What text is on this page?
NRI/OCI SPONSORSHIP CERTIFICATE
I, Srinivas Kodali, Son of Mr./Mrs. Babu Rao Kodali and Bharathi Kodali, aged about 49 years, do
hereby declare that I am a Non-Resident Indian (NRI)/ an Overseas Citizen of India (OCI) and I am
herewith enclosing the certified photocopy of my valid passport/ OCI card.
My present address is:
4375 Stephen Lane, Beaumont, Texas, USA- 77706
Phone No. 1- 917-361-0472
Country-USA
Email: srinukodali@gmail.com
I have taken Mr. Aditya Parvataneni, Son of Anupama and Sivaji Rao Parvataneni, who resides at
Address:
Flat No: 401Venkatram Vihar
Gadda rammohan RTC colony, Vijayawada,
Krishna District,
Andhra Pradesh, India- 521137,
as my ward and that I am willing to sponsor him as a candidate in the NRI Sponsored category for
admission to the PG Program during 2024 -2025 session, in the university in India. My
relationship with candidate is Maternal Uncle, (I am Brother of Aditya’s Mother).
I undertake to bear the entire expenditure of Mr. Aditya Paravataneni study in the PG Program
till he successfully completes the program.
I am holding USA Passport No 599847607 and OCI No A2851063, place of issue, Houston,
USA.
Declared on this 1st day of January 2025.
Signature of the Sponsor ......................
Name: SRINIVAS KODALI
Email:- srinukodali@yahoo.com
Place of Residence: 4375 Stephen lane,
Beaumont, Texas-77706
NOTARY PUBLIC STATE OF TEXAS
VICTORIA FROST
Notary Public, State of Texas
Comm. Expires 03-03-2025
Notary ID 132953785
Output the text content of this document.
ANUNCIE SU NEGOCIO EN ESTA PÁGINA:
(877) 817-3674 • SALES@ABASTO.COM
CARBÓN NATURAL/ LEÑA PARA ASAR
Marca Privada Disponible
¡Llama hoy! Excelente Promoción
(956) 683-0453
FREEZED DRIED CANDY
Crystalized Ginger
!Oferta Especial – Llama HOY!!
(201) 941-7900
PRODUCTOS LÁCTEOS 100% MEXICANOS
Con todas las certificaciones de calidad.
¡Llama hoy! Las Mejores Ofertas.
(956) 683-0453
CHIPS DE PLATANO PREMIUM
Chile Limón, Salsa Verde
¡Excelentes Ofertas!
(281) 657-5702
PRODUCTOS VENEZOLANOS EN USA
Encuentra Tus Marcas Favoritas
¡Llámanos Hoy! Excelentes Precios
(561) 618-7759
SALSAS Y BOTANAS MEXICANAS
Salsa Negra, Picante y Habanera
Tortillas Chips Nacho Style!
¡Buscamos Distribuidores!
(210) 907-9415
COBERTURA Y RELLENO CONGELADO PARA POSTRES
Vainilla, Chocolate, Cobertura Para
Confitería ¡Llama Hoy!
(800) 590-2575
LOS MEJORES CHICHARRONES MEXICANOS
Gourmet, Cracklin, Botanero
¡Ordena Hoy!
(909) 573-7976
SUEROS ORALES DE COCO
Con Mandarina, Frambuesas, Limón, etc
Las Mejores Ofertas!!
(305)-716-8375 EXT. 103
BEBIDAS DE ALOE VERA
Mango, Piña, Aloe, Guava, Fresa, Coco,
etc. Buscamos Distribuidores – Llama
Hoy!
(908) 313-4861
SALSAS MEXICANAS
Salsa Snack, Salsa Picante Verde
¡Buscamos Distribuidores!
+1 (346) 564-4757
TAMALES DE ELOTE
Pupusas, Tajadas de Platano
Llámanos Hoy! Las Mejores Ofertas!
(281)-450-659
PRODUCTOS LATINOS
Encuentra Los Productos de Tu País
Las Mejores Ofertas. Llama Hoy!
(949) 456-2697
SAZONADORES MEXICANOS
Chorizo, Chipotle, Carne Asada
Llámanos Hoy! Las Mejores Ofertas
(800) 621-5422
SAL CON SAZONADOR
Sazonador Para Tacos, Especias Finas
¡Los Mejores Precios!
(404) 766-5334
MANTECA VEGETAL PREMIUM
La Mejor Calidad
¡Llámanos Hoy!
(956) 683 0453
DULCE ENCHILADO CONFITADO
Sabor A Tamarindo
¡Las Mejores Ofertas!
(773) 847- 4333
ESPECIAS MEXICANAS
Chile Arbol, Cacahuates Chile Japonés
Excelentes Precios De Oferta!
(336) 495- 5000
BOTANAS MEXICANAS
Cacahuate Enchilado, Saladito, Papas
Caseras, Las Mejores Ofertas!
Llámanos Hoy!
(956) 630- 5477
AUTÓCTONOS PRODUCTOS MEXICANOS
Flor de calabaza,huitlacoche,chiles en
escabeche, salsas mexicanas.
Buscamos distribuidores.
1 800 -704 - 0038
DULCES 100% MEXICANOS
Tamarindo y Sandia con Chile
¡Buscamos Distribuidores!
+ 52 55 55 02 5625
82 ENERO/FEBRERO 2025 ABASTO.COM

--

- What is being asked
Determine how many lines of this listing contain "candidate", and give only the number.

- Result of this task
2